(Stored entries)

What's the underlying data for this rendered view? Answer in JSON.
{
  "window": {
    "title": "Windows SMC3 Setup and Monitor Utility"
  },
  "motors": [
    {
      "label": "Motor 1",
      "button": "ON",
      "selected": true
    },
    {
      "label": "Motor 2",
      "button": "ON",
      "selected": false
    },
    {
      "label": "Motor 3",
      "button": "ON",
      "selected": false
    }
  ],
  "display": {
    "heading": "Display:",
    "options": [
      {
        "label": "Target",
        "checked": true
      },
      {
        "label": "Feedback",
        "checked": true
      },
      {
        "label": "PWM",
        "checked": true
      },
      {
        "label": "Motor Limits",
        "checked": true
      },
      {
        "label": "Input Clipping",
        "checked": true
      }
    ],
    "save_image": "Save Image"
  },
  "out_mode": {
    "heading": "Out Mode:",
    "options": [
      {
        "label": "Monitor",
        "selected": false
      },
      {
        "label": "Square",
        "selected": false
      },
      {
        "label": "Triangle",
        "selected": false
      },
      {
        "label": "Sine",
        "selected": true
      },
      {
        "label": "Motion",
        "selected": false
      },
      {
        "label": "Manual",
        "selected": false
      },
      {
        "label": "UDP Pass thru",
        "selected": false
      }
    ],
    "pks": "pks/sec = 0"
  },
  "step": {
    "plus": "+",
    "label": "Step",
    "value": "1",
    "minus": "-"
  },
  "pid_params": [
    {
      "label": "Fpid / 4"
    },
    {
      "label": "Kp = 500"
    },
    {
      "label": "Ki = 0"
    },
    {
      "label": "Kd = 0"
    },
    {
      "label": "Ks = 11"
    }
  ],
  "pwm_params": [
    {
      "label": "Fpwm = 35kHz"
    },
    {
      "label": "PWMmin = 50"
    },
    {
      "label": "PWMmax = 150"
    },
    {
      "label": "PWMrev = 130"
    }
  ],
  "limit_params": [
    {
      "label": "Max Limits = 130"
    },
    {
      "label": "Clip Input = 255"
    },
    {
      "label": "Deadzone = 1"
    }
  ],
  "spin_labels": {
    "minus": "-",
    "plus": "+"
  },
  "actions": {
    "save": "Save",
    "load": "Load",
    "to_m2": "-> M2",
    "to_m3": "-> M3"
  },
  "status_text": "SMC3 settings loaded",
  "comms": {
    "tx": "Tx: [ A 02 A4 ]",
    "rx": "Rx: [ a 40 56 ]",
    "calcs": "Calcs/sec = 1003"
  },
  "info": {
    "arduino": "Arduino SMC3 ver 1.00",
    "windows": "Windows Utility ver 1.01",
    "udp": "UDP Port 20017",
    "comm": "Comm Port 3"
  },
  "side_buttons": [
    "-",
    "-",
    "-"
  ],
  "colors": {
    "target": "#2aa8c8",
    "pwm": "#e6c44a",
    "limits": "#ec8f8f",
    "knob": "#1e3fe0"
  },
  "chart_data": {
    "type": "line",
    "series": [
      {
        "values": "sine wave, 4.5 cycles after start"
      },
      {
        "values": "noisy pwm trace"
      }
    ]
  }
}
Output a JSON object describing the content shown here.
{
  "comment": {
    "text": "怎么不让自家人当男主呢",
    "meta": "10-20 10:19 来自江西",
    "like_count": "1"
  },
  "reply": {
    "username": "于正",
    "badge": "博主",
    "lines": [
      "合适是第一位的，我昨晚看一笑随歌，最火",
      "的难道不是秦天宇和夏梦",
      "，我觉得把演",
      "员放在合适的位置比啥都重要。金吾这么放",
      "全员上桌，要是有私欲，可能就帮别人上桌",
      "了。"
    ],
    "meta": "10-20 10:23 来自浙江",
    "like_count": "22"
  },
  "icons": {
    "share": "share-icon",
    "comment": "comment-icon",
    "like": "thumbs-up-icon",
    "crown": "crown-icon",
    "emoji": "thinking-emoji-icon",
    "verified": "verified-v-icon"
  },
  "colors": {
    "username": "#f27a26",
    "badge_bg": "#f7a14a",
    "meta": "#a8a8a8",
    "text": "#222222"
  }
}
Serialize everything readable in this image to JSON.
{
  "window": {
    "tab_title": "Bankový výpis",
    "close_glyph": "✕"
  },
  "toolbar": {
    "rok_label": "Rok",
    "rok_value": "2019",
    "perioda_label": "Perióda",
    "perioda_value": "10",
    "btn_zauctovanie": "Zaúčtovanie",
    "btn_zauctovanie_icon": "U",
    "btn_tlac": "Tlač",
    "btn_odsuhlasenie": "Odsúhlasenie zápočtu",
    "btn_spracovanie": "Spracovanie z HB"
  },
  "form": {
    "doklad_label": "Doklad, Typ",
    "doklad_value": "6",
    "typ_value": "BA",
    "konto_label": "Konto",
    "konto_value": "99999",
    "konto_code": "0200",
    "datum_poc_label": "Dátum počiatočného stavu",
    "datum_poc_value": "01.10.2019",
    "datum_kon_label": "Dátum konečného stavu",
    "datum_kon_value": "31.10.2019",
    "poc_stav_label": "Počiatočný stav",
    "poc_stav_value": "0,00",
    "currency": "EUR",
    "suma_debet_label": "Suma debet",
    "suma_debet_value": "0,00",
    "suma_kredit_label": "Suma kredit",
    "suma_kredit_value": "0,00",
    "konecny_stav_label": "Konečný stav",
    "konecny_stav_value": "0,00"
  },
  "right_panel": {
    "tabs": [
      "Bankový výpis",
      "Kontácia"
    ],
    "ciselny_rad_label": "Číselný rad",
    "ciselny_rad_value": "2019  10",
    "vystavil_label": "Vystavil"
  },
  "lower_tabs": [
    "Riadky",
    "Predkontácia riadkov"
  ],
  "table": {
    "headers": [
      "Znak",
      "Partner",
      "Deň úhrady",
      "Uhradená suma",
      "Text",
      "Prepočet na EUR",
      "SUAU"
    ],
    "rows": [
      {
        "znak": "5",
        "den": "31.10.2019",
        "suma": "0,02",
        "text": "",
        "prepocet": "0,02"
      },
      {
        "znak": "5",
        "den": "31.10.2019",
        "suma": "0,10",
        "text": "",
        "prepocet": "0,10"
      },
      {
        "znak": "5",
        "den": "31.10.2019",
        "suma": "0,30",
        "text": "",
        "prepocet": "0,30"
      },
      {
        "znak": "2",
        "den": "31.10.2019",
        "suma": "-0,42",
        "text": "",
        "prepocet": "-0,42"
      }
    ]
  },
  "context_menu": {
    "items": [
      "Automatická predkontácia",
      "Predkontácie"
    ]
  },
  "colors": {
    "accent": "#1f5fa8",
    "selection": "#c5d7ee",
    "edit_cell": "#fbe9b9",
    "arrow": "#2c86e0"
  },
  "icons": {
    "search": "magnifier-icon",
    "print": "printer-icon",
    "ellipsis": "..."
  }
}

(WHAT IS ASKED)
Every line of the data above should be reproduced word for word.

(TASK ANSWER)
What's the underlying data for this rendered view? Answer in JSON.
{
  "window": {
    "title": "Windows SMC3 Setup and Monitor Utility"
  },
  "motors": [
    {
      "label": "Motor 1",
      "button": "ON",
      "selected": true
    },
    {
      "label": "Motor 2",
      "button": "ON",
      "selected": false
    },
    {
      "label": "Motor 3",
      "button": "ON",
      "selected": false
    }
  ],
  "display": {
    "heading": "Display:",
    "options": [
      {
        "label": "Target",
        "checked": true
      },
      {
        "label": "Feedback",
        "checked": true
      },
      {
        "label": "PWM",
        "checked": true
      },
      {
        "label": "Motor Limits",
        "checked": true
      },
      {
        "label": "Input Clipping",
        "checked": true
      }
    ],
    "save_image": "Save Image"
  },
  "out_mode": {
    "heading": "Out Mode:",
    "options": [
      {
        "label": "Monitor",
        "selected": false
      },
      {
        "label": "Square",
        "selected": false
      },
      {
        "label": "Triangle",
        "selected": false
      },
      {
        "label": "Sine",
        "selected": true
      },
      {
        "label": "Motion",
        "selected": false
      },
      {
        "label": "Manual",
        "selected": false
      },
      {
        "label": "UDP Pass thru",
        "selected": false
      }
    ],
    "pks": "pks/sec = 0"
  },
  "step": {
    "plus": "+",
    "label": "Step",
    "value": "1",
    "minus": "-"
  },
  "pid_params": [
    {
      "label": "Fpid / 4"
    },
    {
      "label": "Kp = 500"
    },
    {
      "label": "Ki = 0"
    },
    {
      "label": "Kd = 0"
    },
    {
      "label": "Ks = 11"
    }
  ],
  "pwm_params": [
    {
      "label": "Fpwm = 35kHz"
    },
    {
      "label": "PWMmin = 50"
    },
    {
      "label": "PWMmax = 150"
    },
    {
      "label": "PWMrev = 130"
    }
  ],
  "limit_params": [
    {
      "label": "Max Limits = 130"
    },
    {
      "label": "Clip Input = 255"
    },
    {
      "label": "Deadzone = 1"
    }
  ],
  "spin_labels": {
    "minus": "-",
    "plus": "+"
  },
  "actions": {
    "save": "Save",
    "load": "Load",
    "to_m2": "-> M2",
    "to_m3": "-> M3"
  },
  "status_text": "SMC3 settings loaded",
  "comms": {
    "tx": "Tx: [ A 02 A4 ]",
    "rx": "Rx: [ a 40 56 ]",
    "calcs": "Calcs/sec = 1003"
  },
  "info": {
    "arduino": "Arduino SMC3 ver 1.00",
    "windows": "Windows Utility ver 1.01",
    "udp": "UDP Port 20017",
    "comm": "Comm Port 3"
  },
  "side_buttons": [
    "-",
    "-",
    "-"
  ],
  "colors": {
    "target": "#2aa8c8",
    "pwm": "#e6c44a",
    "limits": "#ec8f8f",
    "knob": "#1e3fe0"
  },
  "chart_data": {
    "type": "line",
    "series": [
      {
        "values": "sine wave, 4.5 cycles after start"
      },
      {
        "values": "noisy pwm trace"
      }
    ]
  }
}
Output a JSON object describing the content shown here.
{
  "comment": {
    "text": "怎么不让自家人当男主呢",
    "meta": "10-20 10:19 来自江西",
    "like_count": "1"
  },
  "reply": {
    "username": "于正",
    "badge": "博主",
    "lines": [
      "合适是第一位的，我昨晚看一笑随歌，最火",
      "的难道不是秦天宇和夏梦",
      "，我觉得把演",
      "员放在合适的位置比啥都重要。金吾这么放",
      "全员上桌，要是有私欲，可能就帮别人上桌",
      "了。"
    ],
    "meta": "10-20 10:23 来自浙江",
    "like_count": "22"
  },
  "icons": {
    "share": "share-icon",
    "comment": "comment-icon",
    "like": "thumbs-up-icon",
    "crown": "crown-icon",
    "emoji": "thinking-emoji-icon",
    "verified": "verified-v-icon"
  },
  "colors": {
    "username": "#f27a26",
    "badge_bg": "#f7a14a",
    "meta": "#a8a8a8",
    "text": "#222222"
  }
}
Serialize everything readable in this image to JSON.
{
  "window": {
    "tab_title": "Bankový výpis",
    "close_glyph": "✕"
  },
  "toolbar": {
    "rok_label": "Rok",
    "rok_value": "2019",
    "perioda_label": "Perióda",
    "perioda_value": "10",
    "btn_zauctovanie": "Zaúčtovanie",
    "btn_zauctovanie_icon": "U",
    "btn_tlac": "Tlač",
    "btn_odsuhlasenie": "Odsúhlasenie zápočtu",
    "btn_spracovanie": "Spracovanie z HB"
  },
  "form": {
    "doklad_label": "Doklad, Typ",
    "doklad_value": "6",
    "typ_value": "BA",
    "konto_label": "Konto",
    "konto_value": "99999",
    "konto_code": "0200",
    "datum_poc_label": "Dátum počiatočného stavu",
    "datum_poc_value": "01.10.2019",
    "datum_kon_label": "Dátum konečného stavu",
    "datum_kon_value": "31.10.2019",
    "poc_stav_label": "Počiatočný stav",
    "poc_stav_value": "0,00",
    "currency": "EUR",
    "suma_debet_label": "Suma debet",
    "suma_debet_value": "0,00",
    "suma_kredit_label": "Suma kredit",
    "suma_kredit_value": "0,00",
    "konecny_stav_label": "Konečný stav",
    "konecny_stav_value": "0,00"
  },
  "right_panel": {
    "tabs": [
      "Bankový výpis",
      "Kontácia"
    ],
    "ciselny_rad_label": "Číselný rad",
    "ciselny_rad_value": "2019  10",
    "vystavil_label": "Vystavil"
  },
  "lower_tabs": [
    "Riadky",
    "Predkontácia riadkov"
  ],
  "table": {
    "headers": [
      "Znak",
      "Partner",
      "Deň úhrady",
      "Uhradená suma",
      "Text",
      "Prepočet na EUR",
      "SUAU"
    ],
    "rows": [
      {
        "znak": "5",
        "den": "31.10.2019",
        "suma": "0,02",
        "text": "",
        "prepocet": "0,02"
      },
      {
        "znak": "5",
        "den": "31.10.2019",
        "suma": "0,10",
        "text": "",
        "prepocet": "0,10"
      },
      {
        "znak": "5",
        "den": "31.10.2019",
        "suma": "0,30",
        "text": "",
        "prepocet": "0,30"
      },
      {
        "znak": "2",
        "den": "31.10.2019",
        "suma": "-0,42",
        "text": "",
        "prepocet": "-0,42"
      }
    ]
  },
  "context_menu": {
    "items": [
      "Automatická predkontácia",
      "Predkontácie"
    ]
  },
  "colors": {
    "accent": "#1f5fa8",
    "selection": "#c5d7ee",
    "edit_cell": "#fbe9b9",
    "arrow": "#2c86e0"
  },
  "icons": {
    "search": "magnifier-icon",
    "print": "printer-icon",
    "ellipsis": "..."
  }
}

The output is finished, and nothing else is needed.